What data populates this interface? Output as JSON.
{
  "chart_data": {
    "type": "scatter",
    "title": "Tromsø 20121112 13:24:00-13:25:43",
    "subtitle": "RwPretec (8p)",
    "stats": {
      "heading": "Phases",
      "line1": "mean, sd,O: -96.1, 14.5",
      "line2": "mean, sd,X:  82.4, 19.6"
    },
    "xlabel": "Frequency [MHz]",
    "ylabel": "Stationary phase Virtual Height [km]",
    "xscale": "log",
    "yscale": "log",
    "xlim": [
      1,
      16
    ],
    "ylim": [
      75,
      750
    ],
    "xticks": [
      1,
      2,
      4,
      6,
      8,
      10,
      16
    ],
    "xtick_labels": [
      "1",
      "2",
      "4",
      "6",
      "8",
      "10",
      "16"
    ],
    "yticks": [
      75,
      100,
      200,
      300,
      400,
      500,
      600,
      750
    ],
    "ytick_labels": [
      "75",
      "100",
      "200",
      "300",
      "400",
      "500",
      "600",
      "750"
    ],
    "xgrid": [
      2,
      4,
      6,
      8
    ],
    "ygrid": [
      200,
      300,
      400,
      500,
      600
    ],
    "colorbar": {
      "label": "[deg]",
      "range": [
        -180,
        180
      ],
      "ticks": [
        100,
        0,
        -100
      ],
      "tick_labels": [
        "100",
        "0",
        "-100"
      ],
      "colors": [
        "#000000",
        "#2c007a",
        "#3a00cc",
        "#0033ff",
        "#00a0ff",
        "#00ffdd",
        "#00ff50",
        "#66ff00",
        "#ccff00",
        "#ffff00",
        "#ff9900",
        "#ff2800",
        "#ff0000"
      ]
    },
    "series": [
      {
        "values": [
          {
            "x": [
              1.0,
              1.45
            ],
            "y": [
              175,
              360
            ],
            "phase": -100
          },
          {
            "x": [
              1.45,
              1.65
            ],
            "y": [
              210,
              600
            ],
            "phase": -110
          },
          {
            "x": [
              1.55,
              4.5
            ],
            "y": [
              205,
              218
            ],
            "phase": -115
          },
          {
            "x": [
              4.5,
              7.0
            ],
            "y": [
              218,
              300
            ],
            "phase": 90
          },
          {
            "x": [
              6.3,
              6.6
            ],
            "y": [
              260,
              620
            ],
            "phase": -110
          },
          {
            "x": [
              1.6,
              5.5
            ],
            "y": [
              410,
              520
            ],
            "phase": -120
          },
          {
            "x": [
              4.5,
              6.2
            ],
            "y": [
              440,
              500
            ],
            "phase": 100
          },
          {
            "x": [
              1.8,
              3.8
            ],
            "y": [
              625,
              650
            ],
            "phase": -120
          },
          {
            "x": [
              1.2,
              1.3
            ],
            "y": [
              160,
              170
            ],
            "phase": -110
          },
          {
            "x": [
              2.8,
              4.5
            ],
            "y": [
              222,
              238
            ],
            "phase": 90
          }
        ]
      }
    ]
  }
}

### Exercise objective
Using the material above, print every entry exactly as written.

### Result
What data populates this interface? Output as JSON.
{
  "chart_data": {
    "type": "scatter",
    "title": "Tromsø 20121112 13:24:00-13:25:43",
    "subtitle": "RwPretec (8p)",
    "stats": {
      "heading": "Phases",
      "line1": "mean, sd,O: -96.1, 14.5",
      "line2": "mean, sd,X:  82.4, 19.6"
    },
    "xlabel": "Frequency [MHz]",
    "ylabel": "Stationary phase Virtual Height [km]",
    "xscale": "log",
    "yscale": "log",
    "xlim": [
      1,
      16
    ],
    "ylim": [
      75,
      750
    ],
    "xticks": [
      1,
      2,
      4,
      6,
      8,
      10,
      16
    ],
    "xtick_labels": [
      "1",
      "2",
      "4",
      "6",
      "8",
      "10",
      "16"
    ],
    "yticks": [
      75,
      100,
      200,
      300,
      400,
      500,
      600,
      750
    ],
    "ytick_labels": [
      "75",
      "100",
      "200",
      "300",
      "400",
      "500",
      "600",
      "750"
    ],
    "xgrid": [
      2,
      4,
      6,
      8
    ],
    "ygrid": [
      200,
      300,
      400,
      500,
      600
    ],
    "colorbar": {
      "label": "[deg]",
      "range": [
        -180,
        180
      ],
      "ticks": [
        100,
        0,
        -100
      ],
      "tick_labels": [
        "100",
        "0",
        "-100"
      ],
      "colors": [
        "#000000",
        "#2c007a",
        "#3a00cc",
        "#0033ff",
        "#00a0ff",
        "#00ffdd",
        "#00ff50",
        "#66ff00",
        "#ccff00",
        "#ffff00",
        "#ff9900",
        "#ff2800",
        "#ff0000"
      ]
    },
    "series": [
      {
        "values": [
          {
            "x": [
              1.0,
              1.45
            ],
            "y": [
              175,
              360
            ],
            "phase": -100
          },
          {
            "x": [
              1.45,
              1.65
            ],
            "y": [
              210,
              600
            ],
            "phase": -110
          },
          {
            "x": [
              1.55,
              4.5
            ],
            "y": [
              205,
              218
            ],
            "phase": -115
          },
          {
            "x": [
              4.5,
              7.0
            ],
            "y": [
              218,
              300
            ],
            "phase": 90
          },
          {
            "x": [
              6.3,
              6.6
            ],
            "y": [
              260,
              620
            ],
            "phase": -110
          },
          {
            "x": [
              1.6,
              5.5
            ],
            "y": [
              410,
              520
            ],
            "phase": -120
          },
          {
            "x": [
              4.5,
              6.2
            ],
            "y": [
              440,
              500
            ],
            "phase": 100
          },
          {
            "x": [
              1.8,
              3.8
            ],
            "y": [
              625,
              650
            ],
            "phase": -120
          },
          {
            "x": [
              1.2,
              1.3
            ],
            "y": [
              160,
              170
            ],
            "phase": -110
          },
          {
            "x": [
              2.8,
              4.5
            ],
            "y": [
              222,
              238
            ],
            "phase": 90
          }
        ]
      }
    ]
  }
}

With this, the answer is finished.